### 简短任务 1
原样返回下文 Triton 节选中介于“mask=offsets<n_elements”与“output = torch.empty_like(x)”之间的文字，两端包括在内。

### 节选

/---

[Triton笔记1]核心概念

目前 Triton 主要支持 Linux 系统，并且需要拥有 NVIDIA GPU（通常要求 Compute Capability 7.0 及以上，即 Volta 架构以后，如 V100, RTX 20/30/40 系列）。

你可以使用 pip 快速安装：

bash 复制代码

pip install triton

这里我们看Triton官方的第一个示例代码：向量加法

python 复制代码

import torch
import triton
import triton.language as tl

@triton.jit
def add_kernel(
    x_ptr,
    y_ptr, 
    output_ptr, 
    n_elements,
    BLOCK_SIZE: tl.constexpr
):
    pid=tl.program_id(axis=0)
    block_start=pid*BLOCK_SIZE
    offsets=block_start+tl.arange(0,BLOCK_SIZE)
    mask=offsets<n_elements
    x:tl.tensor = tl.load(x_ptr + offsets, mask=mask)
    y:tl.tensor = tl.load(y_ptr + offsets, mask=mask)
    output = x + y
    # Write x + y back to DRAM.
    # 将 x + y 写回 DRAM。
    tl.store(output_ptr + offsets, output, mask=mask)

def add(x: torch.Tensor, y: torch.Tensor):
    # We need to preallocate the output.
    # 需要预分配输出。
    output = torch.empty_like(x)
    assert x.is_cuda and y.is_cuda and output.is_cuda
    n_elements = output.numel()
    # The SPMD launch grid denotes the number of kernel instances that run in parallel.
    # SPMD 启动网格表示并行运行的内核实例的数量。
    # It is analogous to CUDA launch grids. It can be either Tuple[int], or Callable(metaparameters) -> Tuple[int].
    # 它类似于 CUDA 启动网格。它可以是 Tuple[int]，也可以是 Callable(metaparameters) -> Tuple[int]。

\---

### 简短任务 2
照原样重新录入下方记录中从第一行起、到含有“calendar-cell[interactable]: 5 (1008, 482, 1043, 502)”的那一行为止的各行，首尾两行都包括在内。

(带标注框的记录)
/---

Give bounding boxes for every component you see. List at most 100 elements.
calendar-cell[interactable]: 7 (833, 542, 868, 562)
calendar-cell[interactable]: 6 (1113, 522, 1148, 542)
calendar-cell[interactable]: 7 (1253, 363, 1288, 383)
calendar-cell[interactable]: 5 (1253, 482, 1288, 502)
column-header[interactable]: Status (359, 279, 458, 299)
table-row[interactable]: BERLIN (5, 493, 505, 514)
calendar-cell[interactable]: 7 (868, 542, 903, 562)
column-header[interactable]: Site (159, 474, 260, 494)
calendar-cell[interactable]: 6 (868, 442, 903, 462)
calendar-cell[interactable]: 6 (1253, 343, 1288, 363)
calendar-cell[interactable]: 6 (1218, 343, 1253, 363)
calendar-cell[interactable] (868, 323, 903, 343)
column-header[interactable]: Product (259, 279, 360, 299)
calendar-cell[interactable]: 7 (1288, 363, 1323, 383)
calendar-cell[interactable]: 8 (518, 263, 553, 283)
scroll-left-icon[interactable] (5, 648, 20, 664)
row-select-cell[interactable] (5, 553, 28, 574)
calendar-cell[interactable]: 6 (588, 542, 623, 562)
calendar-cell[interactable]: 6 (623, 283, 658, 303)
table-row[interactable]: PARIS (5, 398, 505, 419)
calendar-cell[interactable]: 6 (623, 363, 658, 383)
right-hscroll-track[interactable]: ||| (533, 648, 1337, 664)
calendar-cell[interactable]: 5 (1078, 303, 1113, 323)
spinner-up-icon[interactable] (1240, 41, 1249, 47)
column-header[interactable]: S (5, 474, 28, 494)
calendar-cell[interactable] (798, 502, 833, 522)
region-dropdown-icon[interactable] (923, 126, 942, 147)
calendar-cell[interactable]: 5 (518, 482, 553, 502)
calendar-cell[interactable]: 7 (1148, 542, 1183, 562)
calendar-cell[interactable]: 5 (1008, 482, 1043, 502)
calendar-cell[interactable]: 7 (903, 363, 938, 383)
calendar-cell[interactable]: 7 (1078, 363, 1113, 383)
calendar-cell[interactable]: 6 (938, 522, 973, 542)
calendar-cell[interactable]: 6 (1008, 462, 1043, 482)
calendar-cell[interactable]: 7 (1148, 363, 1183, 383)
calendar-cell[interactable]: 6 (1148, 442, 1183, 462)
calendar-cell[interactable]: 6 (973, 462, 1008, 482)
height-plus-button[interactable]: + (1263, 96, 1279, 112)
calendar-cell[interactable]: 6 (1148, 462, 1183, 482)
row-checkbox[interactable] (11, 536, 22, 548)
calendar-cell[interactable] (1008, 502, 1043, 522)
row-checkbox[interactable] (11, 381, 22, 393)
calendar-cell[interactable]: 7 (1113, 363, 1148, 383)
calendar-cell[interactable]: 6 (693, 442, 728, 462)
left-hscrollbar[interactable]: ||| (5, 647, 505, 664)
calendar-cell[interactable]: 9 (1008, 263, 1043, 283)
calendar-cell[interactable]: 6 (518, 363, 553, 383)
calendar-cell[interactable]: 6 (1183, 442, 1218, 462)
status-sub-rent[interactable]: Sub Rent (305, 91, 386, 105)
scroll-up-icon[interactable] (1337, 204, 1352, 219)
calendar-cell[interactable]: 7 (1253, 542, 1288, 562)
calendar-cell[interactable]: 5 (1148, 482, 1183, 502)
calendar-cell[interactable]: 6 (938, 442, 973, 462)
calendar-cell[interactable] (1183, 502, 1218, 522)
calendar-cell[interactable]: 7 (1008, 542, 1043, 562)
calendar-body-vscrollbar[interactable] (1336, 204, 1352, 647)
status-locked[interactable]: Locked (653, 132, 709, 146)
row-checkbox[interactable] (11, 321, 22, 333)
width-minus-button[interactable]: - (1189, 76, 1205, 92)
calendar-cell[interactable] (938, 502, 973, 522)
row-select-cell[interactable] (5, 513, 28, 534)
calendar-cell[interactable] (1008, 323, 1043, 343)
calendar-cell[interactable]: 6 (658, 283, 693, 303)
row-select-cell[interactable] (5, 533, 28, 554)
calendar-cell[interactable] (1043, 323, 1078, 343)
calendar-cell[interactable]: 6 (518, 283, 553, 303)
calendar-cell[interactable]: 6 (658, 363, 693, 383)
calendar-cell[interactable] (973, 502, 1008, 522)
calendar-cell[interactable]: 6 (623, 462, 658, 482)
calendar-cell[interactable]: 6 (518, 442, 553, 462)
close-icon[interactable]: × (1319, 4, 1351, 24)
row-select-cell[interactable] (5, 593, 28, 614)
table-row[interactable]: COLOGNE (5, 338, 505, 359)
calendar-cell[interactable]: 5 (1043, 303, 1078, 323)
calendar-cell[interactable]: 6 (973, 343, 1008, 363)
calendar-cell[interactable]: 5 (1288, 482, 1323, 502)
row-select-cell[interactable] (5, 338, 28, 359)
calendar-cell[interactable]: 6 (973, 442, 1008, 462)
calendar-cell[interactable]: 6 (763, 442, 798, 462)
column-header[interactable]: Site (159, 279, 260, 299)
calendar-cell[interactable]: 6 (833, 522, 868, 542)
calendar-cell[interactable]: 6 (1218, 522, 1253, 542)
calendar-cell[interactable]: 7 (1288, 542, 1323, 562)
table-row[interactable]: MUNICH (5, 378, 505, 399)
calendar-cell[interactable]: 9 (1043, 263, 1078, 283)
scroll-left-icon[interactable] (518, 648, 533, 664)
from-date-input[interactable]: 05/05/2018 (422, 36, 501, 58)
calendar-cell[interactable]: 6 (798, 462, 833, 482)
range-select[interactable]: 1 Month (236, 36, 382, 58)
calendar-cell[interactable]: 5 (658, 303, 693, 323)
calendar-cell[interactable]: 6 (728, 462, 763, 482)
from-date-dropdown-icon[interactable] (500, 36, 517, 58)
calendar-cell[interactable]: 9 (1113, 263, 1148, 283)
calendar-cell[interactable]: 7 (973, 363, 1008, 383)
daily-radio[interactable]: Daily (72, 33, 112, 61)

\---

### 完整解答 1
mask=offsets<n_elements
    x:tl.tensor = tl.load(x_ptr + offsets, mask=mask)
    y:tl.tensor = tl.load(y_ptr + offsets, mask=mask)
    output = x + y
    # Write x + y back to DRAM.
    # 将 x + y 写回 DRAM。
    tl.store(output_ptr + offsets, output, mask=mask)

def add(x: torch.Tensor, y: torch.Tensor):
    # We need to preallocate the output.
    # 需要预分配输出。
    output = torch.empty_like(x)

### 完整解答 2
Give bounding boxes for every component you see. List at most 100 elements.
calendar-cell[interactable]: 7 (833, 542, 868, 562)
calendar-cell[interactable]: 6 (1113, 522, 1148, 542)
calendar-cell[interactable]: 7 (1253, 363, 1288, 383)
calendar-cell[interactable]: 5 (1253, 482, 1288, 502)
column-header[interactable]: Status (359, 279, 458, 299)
table-row[interactable]: BERLIN (5, 493, 505, 514)
calendar-cell[interactable]: 7 (868, 542, 903, 562)
column-header[interactable]: Site (159, 474, 260, 494)
calendar-cell[interactable]: 6 (868, 442, 903, 462)
calendar-cell[interactable]: 6 (1253, 343, 1288, 363)
calendar-cell[interactable]: 6 (1218, 343, 1253, 363)
calendar-cell[interactable] (868, 323, 903, 343)
column-header[interactable]: Product (259, 279, 360, 299)
calendar-cell[interactable]: 7 (1288, 363, 1323, 383)
calendar-cell[interactable]: 8 (518, 263, 553, 283)
scroll-left-icon[interactable] (5, 648, 20, 664)
row-select-cell[interactable] (5, 553, 28, 574)
calendar-cell[interactable]: 6 (588, 542, 623, 562)
calendar-cell[interactable]: 6 (623, 283, 658, 303)
table-row[interactable]: PARIS (5, 398, 505, 419)
calendar-cell[interactable]: 6 (623, 363, 658, 383)
right-hscroll-track[interactable]: ||| (533, 648, 1337, 664)
calendar-cell[interactable]: 5 (1078, 303, 1113, 323)
spinner-up-icon[interactable] (1240, 41, 1249, 47)
column-header[interactable]: S (5, 474, 28, 494)
calendar-cell[interactable] (798, 502, 833, 522)
region-dropdown-icon[interactable] (923, 126, 942, 147)
calendar-cell[interactable]: 5 (518, 482, 553, 502)
calendar-cell[interactable]: 7 (1148, 542, 1183, 562)
calendar-cell[interactable]: 5 (1008, 482, 1043, 502)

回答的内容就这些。